GOAL:
Transcribe the lines of the entries, starting at the line that contains "Patent image size: (1452, 1122)." and ending at the line that contains "The line 322 is at (604, 655).", with both of those lines included.

━━━━━ MATERIAL PROVIDED

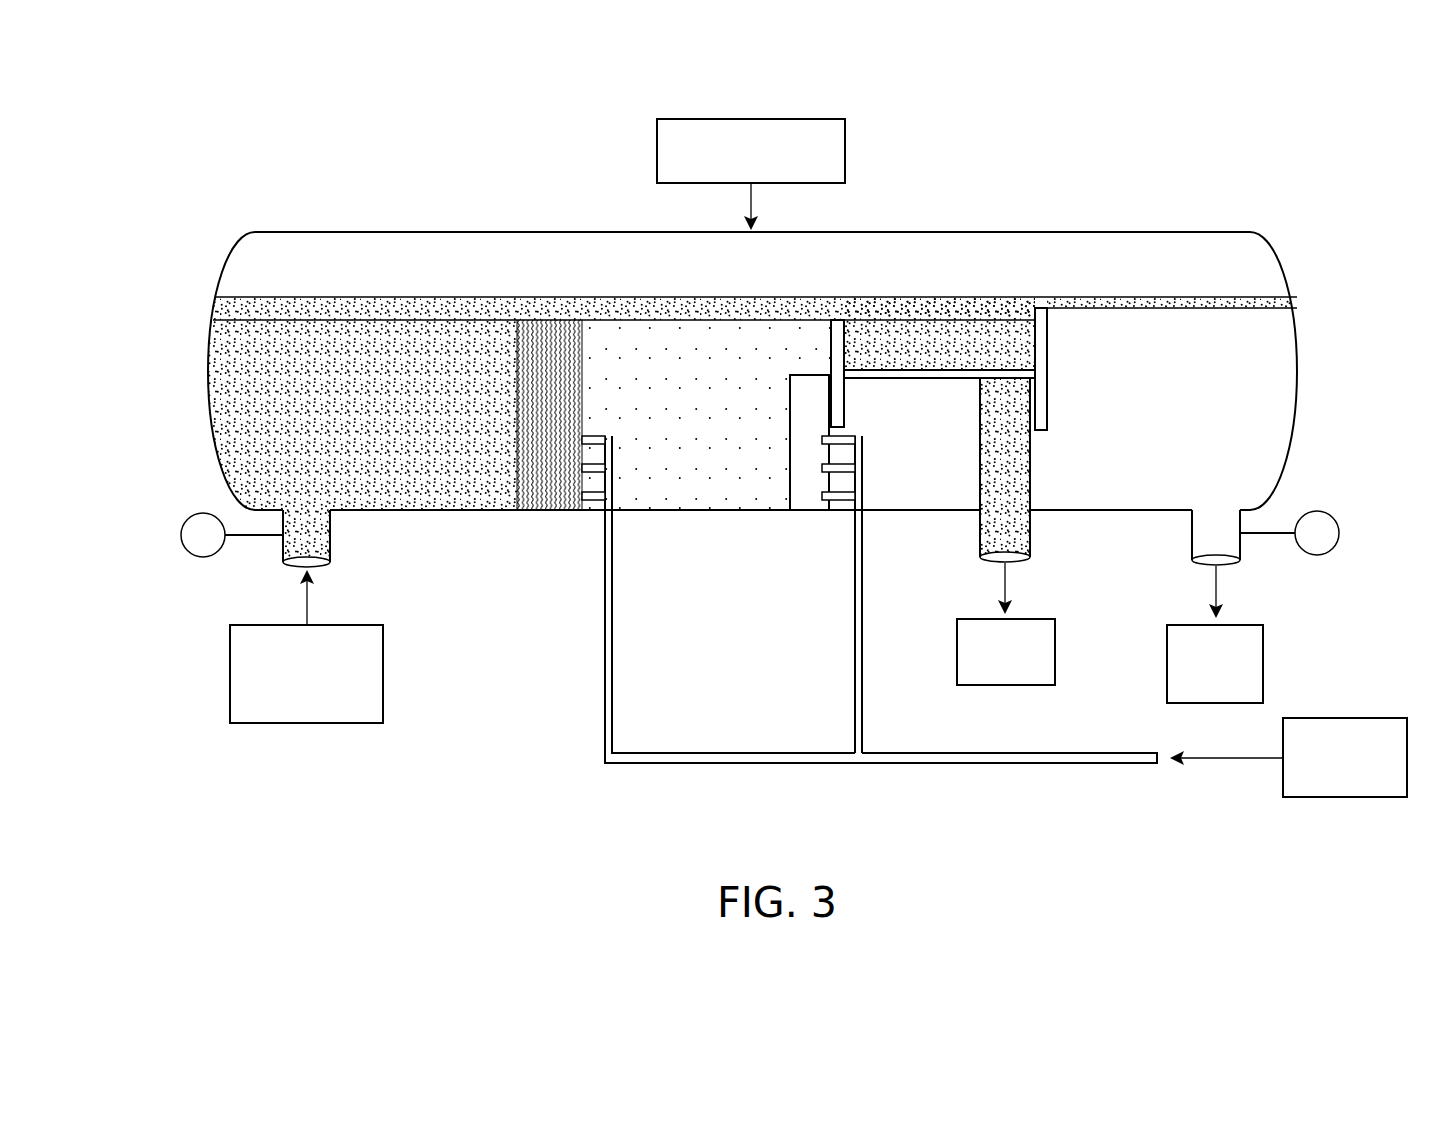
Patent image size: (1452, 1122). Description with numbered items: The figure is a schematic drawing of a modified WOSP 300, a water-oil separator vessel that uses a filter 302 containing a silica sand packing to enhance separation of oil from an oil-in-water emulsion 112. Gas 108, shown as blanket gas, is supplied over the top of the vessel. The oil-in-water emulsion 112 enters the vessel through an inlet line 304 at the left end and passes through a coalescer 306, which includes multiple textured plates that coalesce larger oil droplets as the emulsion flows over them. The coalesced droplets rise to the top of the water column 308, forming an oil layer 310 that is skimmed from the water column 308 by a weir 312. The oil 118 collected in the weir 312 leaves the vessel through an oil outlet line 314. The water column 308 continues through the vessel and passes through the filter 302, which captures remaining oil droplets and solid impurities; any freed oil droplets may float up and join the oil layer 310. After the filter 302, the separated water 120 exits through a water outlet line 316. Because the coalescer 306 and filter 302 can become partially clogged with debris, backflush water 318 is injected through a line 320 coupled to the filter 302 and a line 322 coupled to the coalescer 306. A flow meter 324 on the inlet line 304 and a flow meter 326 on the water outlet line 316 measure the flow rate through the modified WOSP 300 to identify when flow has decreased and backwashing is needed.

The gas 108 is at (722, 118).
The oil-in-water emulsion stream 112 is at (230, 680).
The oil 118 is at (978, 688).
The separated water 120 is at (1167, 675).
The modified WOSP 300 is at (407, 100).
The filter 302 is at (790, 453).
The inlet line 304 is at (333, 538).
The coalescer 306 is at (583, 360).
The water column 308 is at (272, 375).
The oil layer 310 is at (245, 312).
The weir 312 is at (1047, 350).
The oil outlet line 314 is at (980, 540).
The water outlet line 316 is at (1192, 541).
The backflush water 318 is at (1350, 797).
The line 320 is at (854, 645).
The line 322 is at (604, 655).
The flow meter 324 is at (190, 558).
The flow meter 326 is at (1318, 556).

━━━━━━━━━━
━━━━━ MATERIAL PROVIDED

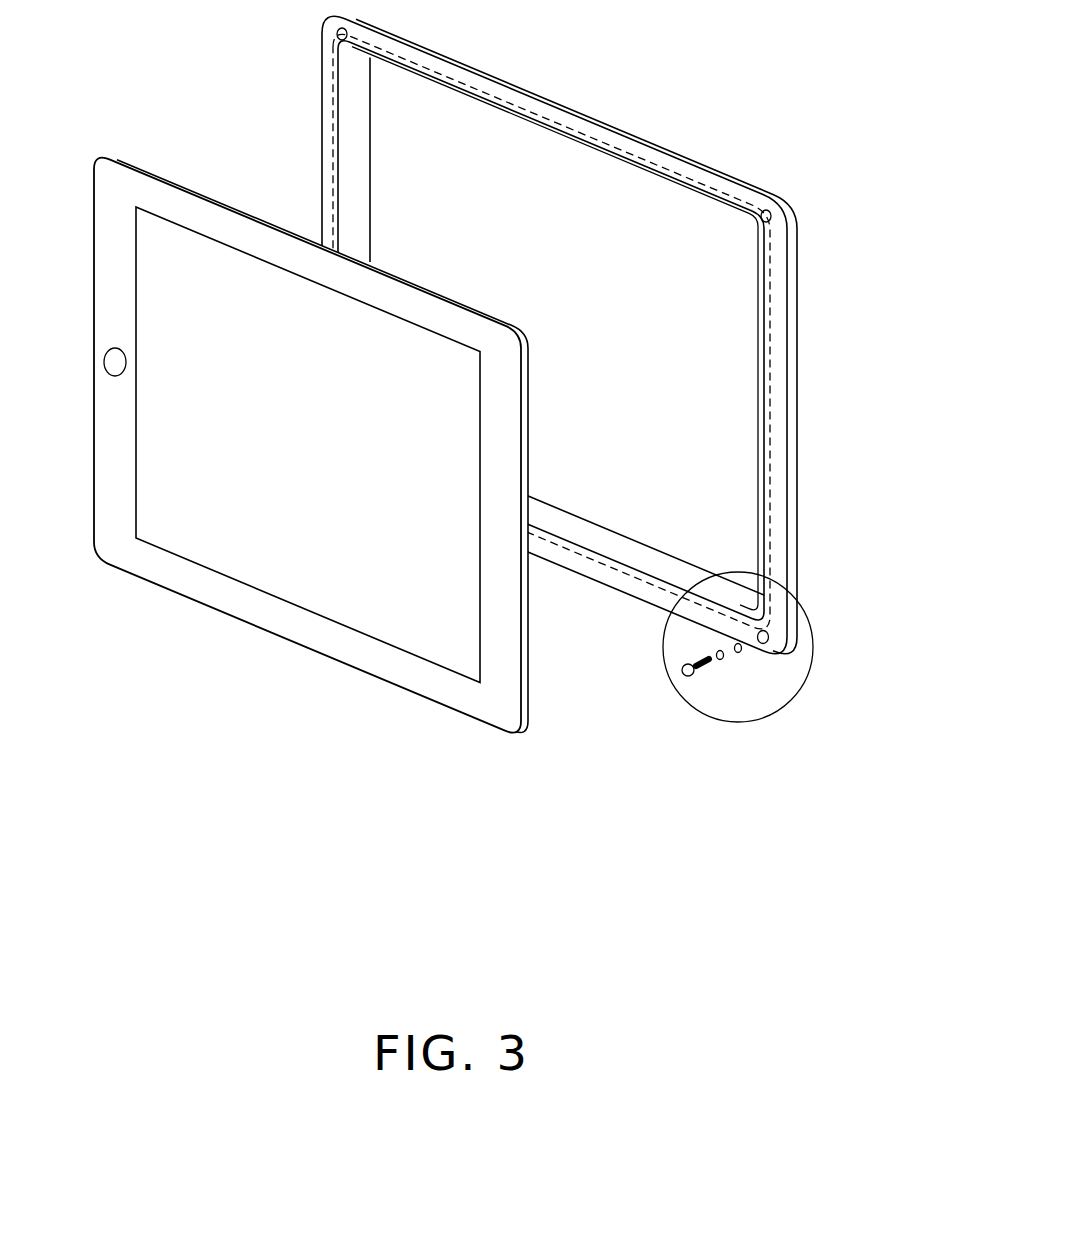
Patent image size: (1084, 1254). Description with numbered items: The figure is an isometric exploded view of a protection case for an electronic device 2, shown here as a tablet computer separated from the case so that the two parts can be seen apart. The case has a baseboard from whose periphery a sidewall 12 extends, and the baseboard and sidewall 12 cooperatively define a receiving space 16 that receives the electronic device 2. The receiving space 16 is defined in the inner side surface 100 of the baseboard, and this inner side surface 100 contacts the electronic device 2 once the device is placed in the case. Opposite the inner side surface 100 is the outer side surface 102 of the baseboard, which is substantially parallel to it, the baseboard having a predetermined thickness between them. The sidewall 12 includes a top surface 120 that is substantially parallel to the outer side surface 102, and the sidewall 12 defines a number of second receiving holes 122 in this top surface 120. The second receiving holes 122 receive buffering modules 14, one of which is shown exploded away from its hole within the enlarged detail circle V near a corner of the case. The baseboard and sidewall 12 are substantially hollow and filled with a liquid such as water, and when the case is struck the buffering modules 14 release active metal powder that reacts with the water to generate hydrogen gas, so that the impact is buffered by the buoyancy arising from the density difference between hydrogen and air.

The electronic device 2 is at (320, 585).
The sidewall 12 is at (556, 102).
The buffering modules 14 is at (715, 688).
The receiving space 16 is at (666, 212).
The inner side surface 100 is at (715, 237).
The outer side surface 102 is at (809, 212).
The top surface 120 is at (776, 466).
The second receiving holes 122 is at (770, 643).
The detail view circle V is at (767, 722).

━━━━━━━━━━

RESPONSE TO THE EXERCISE:
Patent image size: (1452, 1122). Description with numbered items: The figure is a schematic drawing of a modified WOSP 300, a water-oil separator vessel that uses a filter 302 containing a silica sand packing to enhance separation of oil from an oil-in-water emulsion 112. Gas 108, shown as blanket gas, is supplied over the top of the vessel. The oil-in-water emulsion 112 enters the vessel through an inlet line 304 at the left end and passes through a coalescer 306, which includes multiple textured plates that coalesce larger oil droplets as the emulsion flows over them. The coalesced droplets rise to the top of the water column 308, forming an oil layer 310 that is skimmed from the water column 308 by a weir 312. The oil 118 collected in the weir 312 leaves the vessel through an oil outlet line 314. The water column 308 continues through the vessel and passes through the filter 302, which captures remaining oil droplets and solid impurities; any freed oil droplets may float up and join the oil layer 310. After the filter 302, the separated water 120 exits through a water outlet line 316. Because the coalescer 306 and filter 302 can become partially clogged with debris, backflush water 318 is injected through a line 320 coupled to the filter 302 and a line 322 coupled to the coalescer 306. A flow meter 324 on the inlet line 304 and a flow meter 326 on the water outlet line 316 measure the flow rate through the modified WOSP 300 to identify when flow has decreased and backwashing is needed.

The gas 108 is at (722, 118).
The oil-in-water emulsion stream 112 is at (230, 680).
The oil 118 is at (978, 688).
The separated water 120 is at (1167, 675).
The modified WOSP 300 is at (407, 100).
The filter 302 is at (790, 453).
The inlet line 304 is at (333, 538).
The coalescer 306 is at (583, 360).
The water column 308 is at (272, 375).
The oil layer 310 is at (245, 312).
The weir 312 is at (1047, 350).
The oil outlet line 314 is at (980, 540).
The water outlet line 316 is at (1192, 541).
The backflush water 318 is at (1350, 797).
The line 320 is at (854, 645).
The line 322 is at (604, 655).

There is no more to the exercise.